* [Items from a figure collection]
* BEGIN *

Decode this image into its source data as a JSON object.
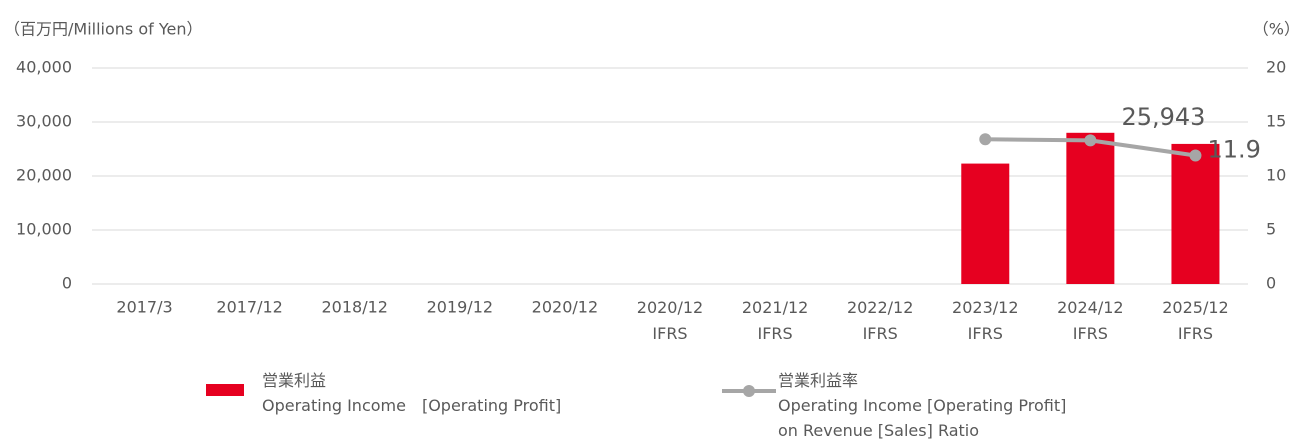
{
  "chart_data": {
    "type": "bar",
    "y_label": "（百万円/Millions of Yen）",
    "y2_label": "（%）",
    "categories": [
      "2017/3",
      "2017/12",
      "2018/12",
      "2019/12",
      "2020/12",
      "2020/12\nIFRS",
      "2021/12\nIFRS",
      "2022/12\nIFRS",
      "2023/12\nIFRS",
      "2024/12\nIFRS",
      "2025/12\nIFRS"
    ],
    "series": [
      {
        "name": "営業利益\nOperating Income　[Operating Profit]",
        "type": "bar",
        "color": "#e60020",
        "values": [
          null,
          null,
          null,
          null,
          null,
          null,
          null,
          null,
          22300,
          28000,
          25943
        ],
        "value_labels": [
          null,
          null,
          null,
          null,
          null,
          null,
          null,
          null,
          null,
          null,
          "25,943"
        ]
      },
      {
        "name": "営業利益率\nOperating Income [Operating Profit]\non Revenue [Sales] Ratio",
        "type": "line",
        "axis": "y2",
        "color": "#a6a6a6",
        "values": [
          null,
          null,
          null,
          null,
          null,
          null,
          null,
          null,
          13.4,
          13.3,
          11.9
        ],
        "value_labels": [
          null,
          null,
          null,
          null,
          null,
          null,
          null,
          null,
          null,
          null,
          "11.9"
        ]
      }
    ],
    "ylim": [
      0,
      40000
    ],
    "yticks": [
      {
        "value": 0,
        "label": "0"
      },
      {
        "value": 10000,
        "label": "10,000"
      },
      {
        "value": 20000,
        "label": "20,000"
      },
      {
        "value": 30000,
        "label": "30,000"
      },
      {
        "value": 40000,
        "label": "40,000"
      }
    ],
    "y2lim": [
      0,
      20
    ],
    "y2ticks": [
      0,
      5,
      10,
      15,
      20
    ],
    "grid": true
  }
}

* END *

* [Problem to work on]
Locate the word "name" in the entries, and copy every line where it is found.

* [Correct response]
        "name": "営業利益\nOperating Income　[Operating Profit]",
        "name": "営業利益率\nOperating Income [Operating Profit]\non Revenue [Sales] Ratio",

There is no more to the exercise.